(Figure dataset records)

———

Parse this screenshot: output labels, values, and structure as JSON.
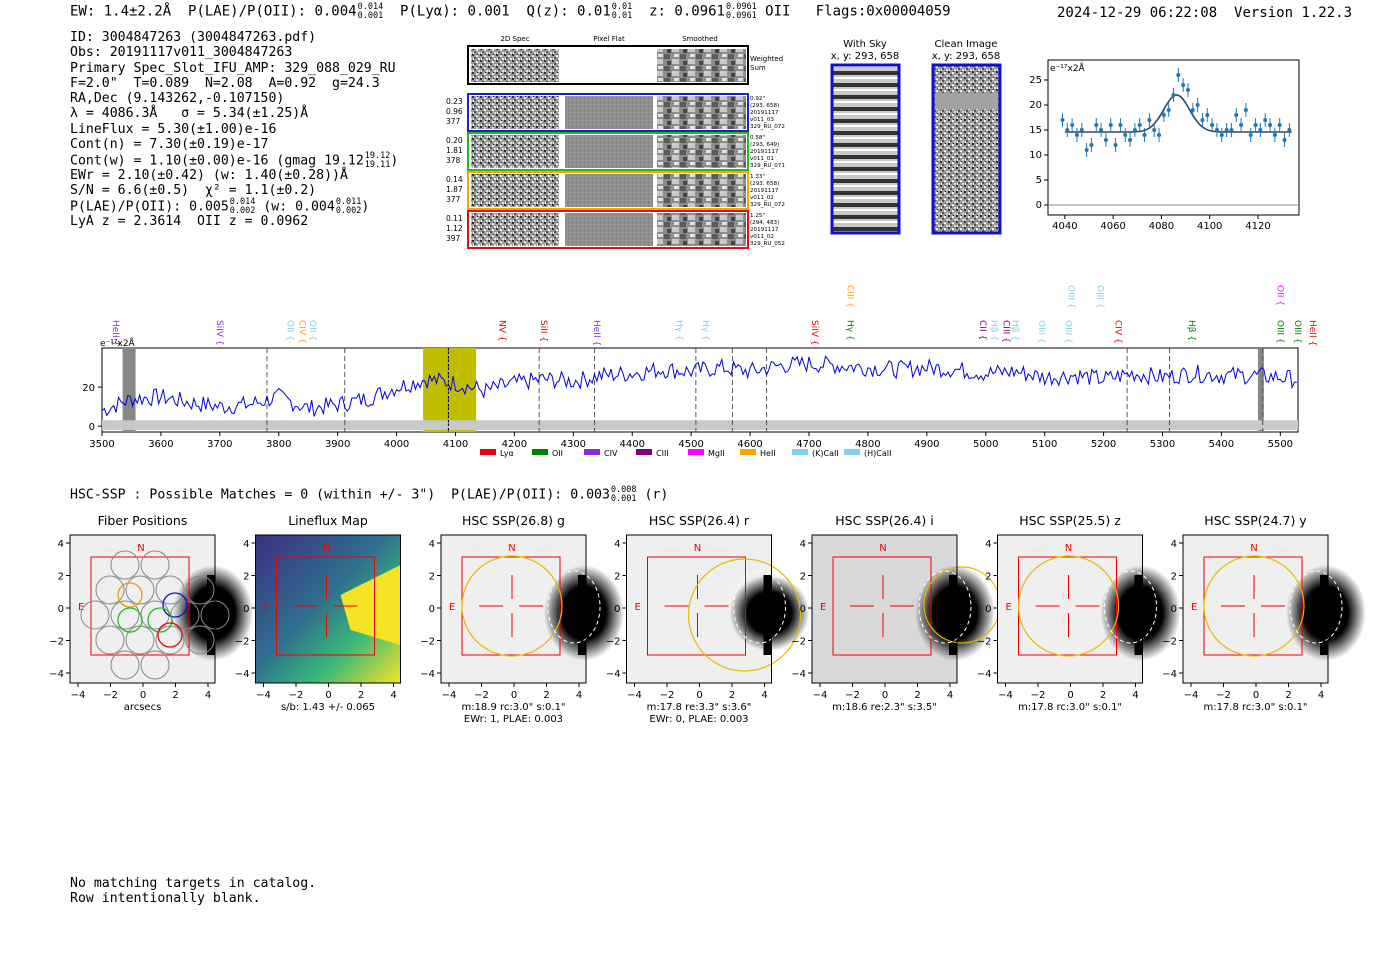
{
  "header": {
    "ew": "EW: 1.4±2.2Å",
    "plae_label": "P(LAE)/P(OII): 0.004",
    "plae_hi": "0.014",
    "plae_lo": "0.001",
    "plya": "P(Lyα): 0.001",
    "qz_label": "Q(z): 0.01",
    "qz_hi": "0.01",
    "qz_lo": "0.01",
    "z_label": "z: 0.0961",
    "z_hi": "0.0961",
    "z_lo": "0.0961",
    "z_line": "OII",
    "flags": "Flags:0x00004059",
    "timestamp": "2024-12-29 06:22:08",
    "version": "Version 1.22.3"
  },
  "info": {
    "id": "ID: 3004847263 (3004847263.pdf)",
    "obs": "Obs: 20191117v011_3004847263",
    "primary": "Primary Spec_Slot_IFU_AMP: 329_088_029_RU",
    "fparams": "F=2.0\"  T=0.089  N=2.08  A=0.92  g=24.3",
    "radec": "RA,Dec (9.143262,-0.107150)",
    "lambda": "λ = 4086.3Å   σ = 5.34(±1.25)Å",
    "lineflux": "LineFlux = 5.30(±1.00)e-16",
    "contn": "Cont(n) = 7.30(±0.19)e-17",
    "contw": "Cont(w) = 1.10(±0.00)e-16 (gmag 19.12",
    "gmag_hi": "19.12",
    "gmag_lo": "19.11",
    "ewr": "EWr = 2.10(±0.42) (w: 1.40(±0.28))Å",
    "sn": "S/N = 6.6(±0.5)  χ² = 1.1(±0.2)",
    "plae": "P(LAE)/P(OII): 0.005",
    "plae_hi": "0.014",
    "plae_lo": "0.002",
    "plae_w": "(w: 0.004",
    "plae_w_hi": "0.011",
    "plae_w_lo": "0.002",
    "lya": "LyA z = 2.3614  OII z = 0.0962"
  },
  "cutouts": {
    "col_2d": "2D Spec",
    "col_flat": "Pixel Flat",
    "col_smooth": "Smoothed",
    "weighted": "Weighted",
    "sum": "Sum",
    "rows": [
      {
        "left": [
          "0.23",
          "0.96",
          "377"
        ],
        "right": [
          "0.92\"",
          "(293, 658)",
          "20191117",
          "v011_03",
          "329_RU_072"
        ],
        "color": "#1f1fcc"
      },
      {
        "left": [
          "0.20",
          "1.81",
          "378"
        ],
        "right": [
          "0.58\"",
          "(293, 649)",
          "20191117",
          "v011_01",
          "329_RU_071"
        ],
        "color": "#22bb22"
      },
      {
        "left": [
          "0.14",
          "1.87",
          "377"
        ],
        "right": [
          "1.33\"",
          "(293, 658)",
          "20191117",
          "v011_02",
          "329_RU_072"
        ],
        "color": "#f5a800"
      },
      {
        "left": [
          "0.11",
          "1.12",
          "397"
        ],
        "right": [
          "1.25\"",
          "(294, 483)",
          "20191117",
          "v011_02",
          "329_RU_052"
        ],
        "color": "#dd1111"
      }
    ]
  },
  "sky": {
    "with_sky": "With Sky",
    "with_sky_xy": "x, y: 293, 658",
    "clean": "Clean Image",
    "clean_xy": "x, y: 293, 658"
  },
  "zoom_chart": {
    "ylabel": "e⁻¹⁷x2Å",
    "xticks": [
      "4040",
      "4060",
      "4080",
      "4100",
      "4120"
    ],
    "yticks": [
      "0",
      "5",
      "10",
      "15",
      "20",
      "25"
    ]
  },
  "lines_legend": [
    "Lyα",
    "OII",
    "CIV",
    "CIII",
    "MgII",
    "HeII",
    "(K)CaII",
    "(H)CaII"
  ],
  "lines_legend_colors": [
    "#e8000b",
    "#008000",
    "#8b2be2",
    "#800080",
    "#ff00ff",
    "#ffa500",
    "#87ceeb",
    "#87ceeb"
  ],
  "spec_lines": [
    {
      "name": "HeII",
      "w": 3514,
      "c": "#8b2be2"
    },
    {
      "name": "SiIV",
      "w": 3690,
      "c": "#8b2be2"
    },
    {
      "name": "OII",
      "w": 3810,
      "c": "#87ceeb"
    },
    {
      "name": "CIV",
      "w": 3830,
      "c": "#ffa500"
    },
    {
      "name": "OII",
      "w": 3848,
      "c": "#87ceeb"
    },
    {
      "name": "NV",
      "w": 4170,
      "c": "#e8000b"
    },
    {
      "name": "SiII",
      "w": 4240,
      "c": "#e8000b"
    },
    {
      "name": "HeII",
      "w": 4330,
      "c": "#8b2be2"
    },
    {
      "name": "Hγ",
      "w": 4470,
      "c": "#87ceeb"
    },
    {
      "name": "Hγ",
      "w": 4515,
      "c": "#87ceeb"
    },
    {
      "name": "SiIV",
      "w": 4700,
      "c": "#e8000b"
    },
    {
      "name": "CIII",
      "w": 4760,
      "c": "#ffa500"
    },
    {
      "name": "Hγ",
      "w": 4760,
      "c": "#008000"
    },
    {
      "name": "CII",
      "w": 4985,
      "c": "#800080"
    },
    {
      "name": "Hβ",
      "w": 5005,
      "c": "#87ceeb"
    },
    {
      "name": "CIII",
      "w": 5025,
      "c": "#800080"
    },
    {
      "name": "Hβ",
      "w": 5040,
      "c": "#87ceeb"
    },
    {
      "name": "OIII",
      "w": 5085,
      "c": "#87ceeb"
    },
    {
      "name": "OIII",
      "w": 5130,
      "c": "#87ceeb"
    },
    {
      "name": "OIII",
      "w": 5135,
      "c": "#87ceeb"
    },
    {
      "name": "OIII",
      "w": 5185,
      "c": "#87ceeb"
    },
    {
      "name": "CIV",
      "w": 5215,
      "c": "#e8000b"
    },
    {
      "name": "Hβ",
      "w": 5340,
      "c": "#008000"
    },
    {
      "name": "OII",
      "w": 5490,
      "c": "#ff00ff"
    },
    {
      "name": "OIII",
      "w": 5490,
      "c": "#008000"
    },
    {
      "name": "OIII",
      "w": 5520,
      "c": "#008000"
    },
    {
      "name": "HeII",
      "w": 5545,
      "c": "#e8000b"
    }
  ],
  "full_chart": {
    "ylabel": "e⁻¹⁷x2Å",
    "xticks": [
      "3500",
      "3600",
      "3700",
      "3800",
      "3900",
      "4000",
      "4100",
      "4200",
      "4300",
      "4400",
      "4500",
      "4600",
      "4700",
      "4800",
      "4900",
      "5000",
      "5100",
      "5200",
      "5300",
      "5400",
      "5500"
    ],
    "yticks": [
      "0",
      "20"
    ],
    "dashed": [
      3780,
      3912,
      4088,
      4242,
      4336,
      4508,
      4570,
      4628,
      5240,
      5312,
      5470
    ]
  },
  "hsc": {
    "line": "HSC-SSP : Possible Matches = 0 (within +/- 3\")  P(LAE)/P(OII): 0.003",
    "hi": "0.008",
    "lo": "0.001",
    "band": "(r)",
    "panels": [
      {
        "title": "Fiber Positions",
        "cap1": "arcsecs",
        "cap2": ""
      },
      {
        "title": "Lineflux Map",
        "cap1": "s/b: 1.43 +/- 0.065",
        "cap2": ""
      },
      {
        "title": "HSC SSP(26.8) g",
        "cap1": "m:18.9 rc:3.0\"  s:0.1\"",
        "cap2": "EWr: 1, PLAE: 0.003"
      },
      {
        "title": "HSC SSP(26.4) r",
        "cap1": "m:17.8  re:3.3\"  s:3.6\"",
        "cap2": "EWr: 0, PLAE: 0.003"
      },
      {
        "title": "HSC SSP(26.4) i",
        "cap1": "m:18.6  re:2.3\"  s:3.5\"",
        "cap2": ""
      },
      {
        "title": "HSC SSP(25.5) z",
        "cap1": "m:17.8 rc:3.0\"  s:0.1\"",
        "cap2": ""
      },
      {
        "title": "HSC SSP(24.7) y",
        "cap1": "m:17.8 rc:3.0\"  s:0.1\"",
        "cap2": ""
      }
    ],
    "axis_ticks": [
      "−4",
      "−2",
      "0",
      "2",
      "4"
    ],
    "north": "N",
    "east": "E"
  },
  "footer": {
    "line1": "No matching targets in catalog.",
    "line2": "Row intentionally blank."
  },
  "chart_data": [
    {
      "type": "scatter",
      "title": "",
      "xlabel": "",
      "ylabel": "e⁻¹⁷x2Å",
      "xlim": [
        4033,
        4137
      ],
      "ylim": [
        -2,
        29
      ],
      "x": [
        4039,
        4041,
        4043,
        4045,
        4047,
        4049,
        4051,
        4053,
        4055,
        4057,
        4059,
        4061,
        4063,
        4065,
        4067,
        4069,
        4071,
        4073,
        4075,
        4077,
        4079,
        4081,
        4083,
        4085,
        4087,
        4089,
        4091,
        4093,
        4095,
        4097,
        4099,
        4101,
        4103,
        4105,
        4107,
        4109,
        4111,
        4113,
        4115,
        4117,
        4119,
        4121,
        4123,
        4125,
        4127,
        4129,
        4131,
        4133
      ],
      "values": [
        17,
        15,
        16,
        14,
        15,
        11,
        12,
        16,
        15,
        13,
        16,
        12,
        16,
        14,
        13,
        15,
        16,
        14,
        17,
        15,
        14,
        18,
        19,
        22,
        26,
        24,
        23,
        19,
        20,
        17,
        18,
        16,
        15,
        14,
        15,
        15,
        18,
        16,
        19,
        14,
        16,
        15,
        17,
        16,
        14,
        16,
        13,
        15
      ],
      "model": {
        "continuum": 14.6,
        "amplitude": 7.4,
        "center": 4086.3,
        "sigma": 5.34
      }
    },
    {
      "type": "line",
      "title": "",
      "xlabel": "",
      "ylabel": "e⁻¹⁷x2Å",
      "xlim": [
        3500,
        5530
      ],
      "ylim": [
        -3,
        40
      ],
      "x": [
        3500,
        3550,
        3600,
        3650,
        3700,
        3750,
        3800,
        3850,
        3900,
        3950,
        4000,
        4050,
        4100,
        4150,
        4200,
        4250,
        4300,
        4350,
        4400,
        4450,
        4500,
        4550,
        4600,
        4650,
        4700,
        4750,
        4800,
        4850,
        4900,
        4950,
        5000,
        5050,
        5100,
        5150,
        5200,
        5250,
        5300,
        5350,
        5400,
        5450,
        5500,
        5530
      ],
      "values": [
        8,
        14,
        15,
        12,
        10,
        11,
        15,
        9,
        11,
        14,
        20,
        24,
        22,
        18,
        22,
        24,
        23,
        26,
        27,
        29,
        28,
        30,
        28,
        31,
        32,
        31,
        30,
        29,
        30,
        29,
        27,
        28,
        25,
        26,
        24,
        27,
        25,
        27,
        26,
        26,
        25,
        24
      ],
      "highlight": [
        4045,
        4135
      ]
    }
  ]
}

———

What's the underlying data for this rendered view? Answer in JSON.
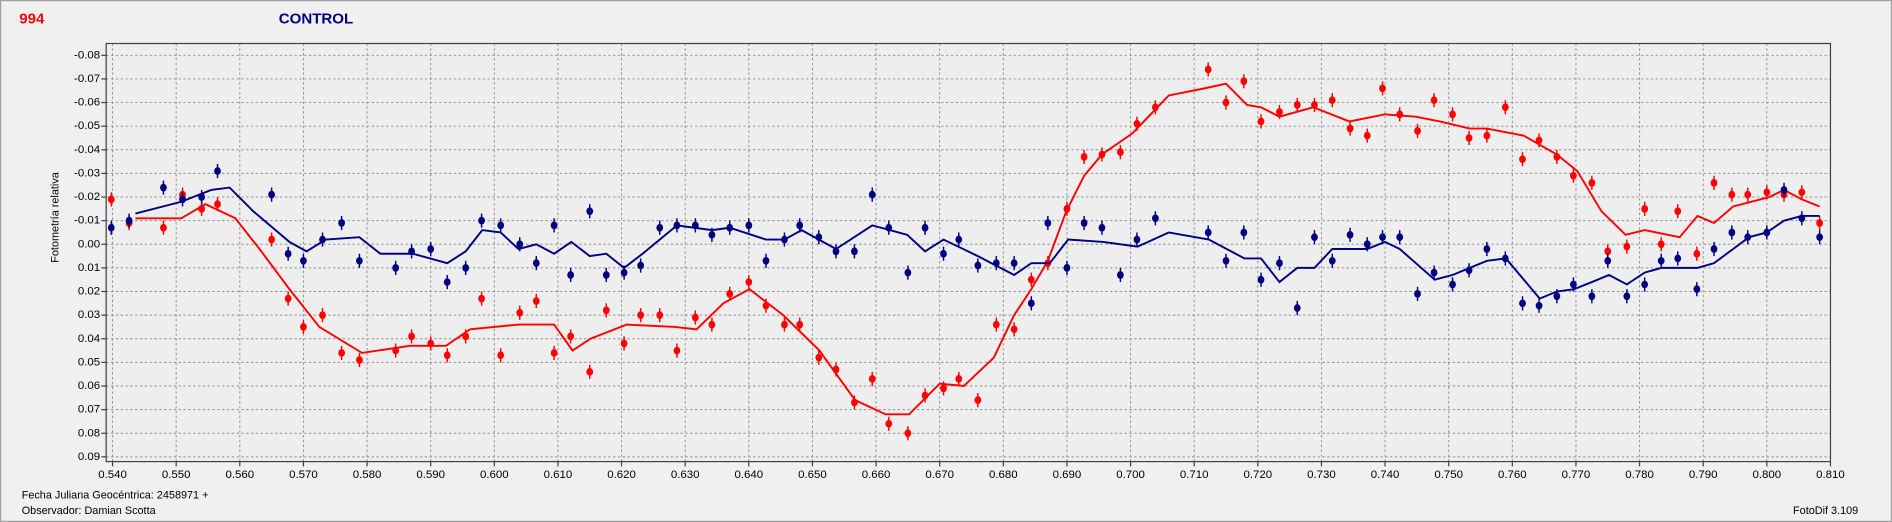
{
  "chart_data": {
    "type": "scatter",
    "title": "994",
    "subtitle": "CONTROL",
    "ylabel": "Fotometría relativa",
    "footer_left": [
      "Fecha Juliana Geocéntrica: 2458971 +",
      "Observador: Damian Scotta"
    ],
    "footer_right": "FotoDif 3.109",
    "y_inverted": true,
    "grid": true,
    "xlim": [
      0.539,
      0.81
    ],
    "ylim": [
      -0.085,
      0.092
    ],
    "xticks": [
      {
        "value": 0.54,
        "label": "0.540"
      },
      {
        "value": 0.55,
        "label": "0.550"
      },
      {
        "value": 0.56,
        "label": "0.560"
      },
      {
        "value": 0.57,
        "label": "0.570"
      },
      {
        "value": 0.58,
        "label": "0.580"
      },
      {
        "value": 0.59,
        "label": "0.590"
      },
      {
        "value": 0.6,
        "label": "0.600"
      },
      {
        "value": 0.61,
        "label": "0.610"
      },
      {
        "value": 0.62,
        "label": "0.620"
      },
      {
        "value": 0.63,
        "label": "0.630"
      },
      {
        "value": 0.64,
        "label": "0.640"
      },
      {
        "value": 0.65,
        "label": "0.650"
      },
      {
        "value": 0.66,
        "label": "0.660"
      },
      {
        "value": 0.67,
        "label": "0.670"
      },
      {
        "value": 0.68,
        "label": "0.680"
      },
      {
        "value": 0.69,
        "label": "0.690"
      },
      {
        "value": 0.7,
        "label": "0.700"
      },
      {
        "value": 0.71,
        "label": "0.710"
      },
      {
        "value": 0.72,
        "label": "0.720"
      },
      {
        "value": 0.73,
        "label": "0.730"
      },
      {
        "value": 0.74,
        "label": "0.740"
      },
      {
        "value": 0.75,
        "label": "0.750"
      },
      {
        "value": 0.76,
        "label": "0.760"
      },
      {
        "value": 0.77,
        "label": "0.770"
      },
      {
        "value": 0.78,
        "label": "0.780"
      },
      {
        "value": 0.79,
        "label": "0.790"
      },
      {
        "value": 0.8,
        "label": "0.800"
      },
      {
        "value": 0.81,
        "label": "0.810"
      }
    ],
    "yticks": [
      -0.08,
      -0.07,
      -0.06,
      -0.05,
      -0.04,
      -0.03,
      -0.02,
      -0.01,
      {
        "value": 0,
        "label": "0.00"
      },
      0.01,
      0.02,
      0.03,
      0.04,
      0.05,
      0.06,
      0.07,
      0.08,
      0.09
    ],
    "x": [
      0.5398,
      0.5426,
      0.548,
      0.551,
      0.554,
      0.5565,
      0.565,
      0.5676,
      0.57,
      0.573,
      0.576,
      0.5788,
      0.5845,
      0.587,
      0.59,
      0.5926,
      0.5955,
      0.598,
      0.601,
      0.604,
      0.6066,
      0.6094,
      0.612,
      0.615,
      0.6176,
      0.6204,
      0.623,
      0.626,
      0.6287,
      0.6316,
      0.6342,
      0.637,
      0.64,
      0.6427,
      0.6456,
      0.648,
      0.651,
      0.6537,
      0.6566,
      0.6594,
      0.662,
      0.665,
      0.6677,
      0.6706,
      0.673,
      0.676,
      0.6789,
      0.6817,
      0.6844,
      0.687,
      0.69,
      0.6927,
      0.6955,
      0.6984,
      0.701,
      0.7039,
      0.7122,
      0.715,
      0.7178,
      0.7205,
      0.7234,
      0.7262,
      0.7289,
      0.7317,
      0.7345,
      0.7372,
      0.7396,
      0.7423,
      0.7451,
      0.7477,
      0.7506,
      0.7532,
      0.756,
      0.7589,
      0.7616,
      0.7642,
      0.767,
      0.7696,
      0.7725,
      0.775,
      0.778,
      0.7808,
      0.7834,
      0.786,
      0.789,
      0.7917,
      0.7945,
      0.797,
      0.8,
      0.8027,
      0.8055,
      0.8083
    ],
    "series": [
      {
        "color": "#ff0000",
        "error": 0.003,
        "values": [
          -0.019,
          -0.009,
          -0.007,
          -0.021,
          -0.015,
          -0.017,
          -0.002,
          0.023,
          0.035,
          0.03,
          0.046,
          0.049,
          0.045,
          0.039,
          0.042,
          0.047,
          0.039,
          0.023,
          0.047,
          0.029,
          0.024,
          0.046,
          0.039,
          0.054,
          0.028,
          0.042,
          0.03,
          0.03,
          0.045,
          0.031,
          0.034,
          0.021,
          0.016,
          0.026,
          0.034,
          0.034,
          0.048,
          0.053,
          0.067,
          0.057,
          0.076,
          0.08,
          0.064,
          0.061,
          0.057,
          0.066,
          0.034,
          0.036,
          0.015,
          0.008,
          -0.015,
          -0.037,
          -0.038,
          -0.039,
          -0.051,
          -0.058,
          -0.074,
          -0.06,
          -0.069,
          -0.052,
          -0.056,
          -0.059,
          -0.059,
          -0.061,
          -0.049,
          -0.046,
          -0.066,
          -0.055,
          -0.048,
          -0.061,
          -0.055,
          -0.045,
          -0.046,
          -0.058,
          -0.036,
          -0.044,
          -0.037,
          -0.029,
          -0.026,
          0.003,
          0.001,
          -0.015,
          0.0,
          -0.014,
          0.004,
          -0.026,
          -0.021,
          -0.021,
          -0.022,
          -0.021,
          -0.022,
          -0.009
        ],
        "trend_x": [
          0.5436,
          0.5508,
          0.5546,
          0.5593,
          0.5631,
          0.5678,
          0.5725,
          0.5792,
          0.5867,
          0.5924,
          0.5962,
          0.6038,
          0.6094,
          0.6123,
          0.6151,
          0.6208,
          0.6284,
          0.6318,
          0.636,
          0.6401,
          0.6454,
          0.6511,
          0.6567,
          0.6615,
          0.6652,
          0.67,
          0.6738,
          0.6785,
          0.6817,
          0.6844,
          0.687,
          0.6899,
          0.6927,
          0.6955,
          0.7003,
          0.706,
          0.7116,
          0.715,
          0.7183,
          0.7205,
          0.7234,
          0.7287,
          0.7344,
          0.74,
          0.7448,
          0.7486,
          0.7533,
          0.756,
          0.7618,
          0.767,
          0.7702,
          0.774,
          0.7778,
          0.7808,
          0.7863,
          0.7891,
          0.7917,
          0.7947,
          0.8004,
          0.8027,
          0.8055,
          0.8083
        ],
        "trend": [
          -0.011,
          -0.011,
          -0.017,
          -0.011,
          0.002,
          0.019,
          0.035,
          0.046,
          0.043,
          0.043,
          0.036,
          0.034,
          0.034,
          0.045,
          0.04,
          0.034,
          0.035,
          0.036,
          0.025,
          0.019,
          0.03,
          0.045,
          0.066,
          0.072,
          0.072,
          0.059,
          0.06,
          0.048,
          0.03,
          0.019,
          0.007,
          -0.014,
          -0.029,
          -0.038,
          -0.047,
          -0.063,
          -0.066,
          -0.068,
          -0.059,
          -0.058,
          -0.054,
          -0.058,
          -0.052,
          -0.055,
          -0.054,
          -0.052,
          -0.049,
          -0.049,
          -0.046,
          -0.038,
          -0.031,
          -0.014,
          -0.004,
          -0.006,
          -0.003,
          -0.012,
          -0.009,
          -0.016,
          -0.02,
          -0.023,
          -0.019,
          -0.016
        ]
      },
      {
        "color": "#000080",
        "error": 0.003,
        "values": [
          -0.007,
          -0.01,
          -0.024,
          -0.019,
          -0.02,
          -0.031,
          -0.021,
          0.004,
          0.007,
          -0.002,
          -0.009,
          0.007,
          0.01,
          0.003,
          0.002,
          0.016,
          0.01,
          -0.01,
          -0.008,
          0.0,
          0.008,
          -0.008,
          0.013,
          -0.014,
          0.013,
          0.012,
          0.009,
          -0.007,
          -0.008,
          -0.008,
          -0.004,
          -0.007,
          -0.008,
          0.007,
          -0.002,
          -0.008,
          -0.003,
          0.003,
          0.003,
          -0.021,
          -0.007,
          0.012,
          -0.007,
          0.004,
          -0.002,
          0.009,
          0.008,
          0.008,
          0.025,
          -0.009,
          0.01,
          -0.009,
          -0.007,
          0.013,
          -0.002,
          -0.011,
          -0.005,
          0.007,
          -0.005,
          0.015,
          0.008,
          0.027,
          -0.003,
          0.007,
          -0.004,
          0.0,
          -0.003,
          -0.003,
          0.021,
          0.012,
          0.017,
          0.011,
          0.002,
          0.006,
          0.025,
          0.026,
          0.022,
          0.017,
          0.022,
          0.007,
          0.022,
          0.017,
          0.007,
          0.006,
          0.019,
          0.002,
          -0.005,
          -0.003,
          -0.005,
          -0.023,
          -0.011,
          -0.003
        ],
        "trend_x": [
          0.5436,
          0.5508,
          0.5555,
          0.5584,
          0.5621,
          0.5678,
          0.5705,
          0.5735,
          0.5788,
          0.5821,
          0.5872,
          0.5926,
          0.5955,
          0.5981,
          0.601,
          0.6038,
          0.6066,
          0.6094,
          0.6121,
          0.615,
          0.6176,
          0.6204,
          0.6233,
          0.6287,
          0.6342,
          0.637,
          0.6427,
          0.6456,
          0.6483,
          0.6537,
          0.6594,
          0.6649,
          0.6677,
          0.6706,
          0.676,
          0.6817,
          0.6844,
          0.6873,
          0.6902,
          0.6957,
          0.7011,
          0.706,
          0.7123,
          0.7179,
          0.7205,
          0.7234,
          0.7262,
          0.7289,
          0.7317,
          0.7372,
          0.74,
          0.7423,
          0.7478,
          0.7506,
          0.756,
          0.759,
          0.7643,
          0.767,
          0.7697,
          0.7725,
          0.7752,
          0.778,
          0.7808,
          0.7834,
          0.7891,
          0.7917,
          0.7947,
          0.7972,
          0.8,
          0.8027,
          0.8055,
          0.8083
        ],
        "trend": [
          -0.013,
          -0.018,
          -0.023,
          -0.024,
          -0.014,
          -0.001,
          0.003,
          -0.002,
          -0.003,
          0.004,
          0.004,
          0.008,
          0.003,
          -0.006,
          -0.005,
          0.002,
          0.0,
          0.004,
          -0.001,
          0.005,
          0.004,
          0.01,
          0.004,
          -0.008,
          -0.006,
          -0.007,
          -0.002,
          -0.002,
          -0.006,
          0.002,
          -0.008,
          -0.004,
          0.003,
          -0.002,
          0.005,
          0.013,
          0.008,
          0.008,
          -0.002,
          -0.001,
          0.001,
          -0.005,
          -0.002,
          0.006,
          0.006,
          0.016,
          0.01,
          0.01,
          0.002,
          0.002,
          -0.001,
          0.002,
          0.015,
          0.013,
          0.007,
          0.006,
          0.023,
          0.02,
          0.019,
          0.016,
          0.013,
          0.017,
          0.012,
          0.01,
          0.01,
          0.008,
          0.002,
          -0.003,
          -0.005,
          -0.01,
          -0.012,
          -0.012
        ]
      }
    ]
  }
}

———

> _What the exercise asks_
Filter the records for lines holding the string "type". Copy each one.

> _Answer to this exercise_
      "type": "scatter",
      "type": "line",
    "type": "scatter",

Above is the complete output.